→ Document
Begin

From growing our company in five markets and partnering with other expanding companies, I’ve learned that it’s important to look beyond the obvious data-driven decision. To expand successfully you need to understand cultural differences, what skills and experience really matter, and how to have long-term customer and employee loyalty. Learning from others is the best way to create a successful GTM strategy.
Before planning to GTM in a new territory or vertical, understand your motivation by asking yourself why you are expanding, what your goals are, and who you will need to make success happen. Typical reasons I’ve seen as the impetus for expanding are: success in an existing market, a desire to go up-market, or client demand. If your current market is becoming saturated or you’re hearing from current clients that they’re ready to use your services elsewhere, looking for new opportunities is natural for a CEO or VP of Sales.
To determine a new location or vertical, use culture and available talent supply as drivers. Your technology, ASP, and who you’re selling to will dictate your team expansion approach and whether you need to grow your inside sales or your enterprise sales team. When going to market in a new territory, move only two to three key people to lead your new office. Displacing too many people can backfire, and you will benefit more from hiring local talent.

End

→ Data extract
Begin

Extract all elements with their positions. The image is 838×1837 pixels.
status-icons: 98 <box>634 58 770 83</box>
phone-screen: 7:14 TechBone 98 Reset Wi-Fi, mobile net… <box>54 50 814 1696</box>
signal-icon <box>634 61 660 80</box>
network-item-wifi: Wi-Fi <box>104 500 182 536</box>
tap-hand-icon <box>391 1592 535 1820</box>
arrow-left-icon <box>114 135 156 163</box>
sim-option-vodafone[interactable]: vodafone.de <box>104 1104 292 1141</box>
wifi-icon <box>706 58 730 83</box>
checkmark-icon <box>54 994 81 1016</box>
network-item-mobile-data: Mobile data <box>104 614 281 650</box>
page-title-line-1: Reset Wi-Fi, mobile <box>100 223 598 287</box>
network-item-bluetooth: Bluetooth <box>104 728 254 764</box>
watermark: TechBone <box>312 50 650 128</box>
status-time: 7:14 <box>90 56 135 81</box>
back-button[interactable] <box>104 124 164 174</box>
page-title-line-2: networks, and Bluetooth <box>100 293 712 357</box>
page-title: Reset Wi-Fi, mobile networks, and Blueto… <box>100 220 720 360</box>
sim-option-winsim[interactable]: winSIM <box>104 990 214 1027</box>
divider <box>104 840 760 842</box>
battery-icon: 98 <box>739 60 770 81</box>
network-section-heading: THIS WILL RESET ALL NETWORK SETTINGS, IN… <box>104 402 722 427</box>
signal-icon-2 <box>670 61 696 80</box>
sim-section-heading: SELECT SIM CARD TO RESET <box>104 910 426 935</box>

End

→ Exercise tasks
(a) Update the passage on expanding into new markets: give it again starting with "From growing our" and going on through "successful GTM strategy.", with "loyalty" changed to "trust".
(b) Please continue the passage on expanding into new markets, picking up after its last sentence.

→ Responses for each task
(a)
From growing our company in five markets and partnering with other expanding companies, I’ve learned that it’s important to look beyond the obvious data-driven decision. To expand successfully you need to understand cultural differences, what skills and experience really matter, and how to have long-term customer and employee trust. Learning from others is the best way to create a successful GTM strategy.

(b)
WHO GOT YOU HERE WON’T GET YOU THERE
For small to medium sized businesses, it’s an interesting challenge to expand in a different geography. Not every city has the same level of talent. It’s impossible to get the same employee in two unique places. I’ve found it is very important to learn the traits of the available talent in the new territory you’re looking at before deciding to establish an office and start hiring. Finding top talent can be done in any location, but you have to know what type of employee your company needs. For companies opening inside sales teams outside of the Bay Area or Silicon Valley, you can expect cheaper talent and less of a battle to hire. Areas like Denver, Salt Lake, Austin, and others are great locations.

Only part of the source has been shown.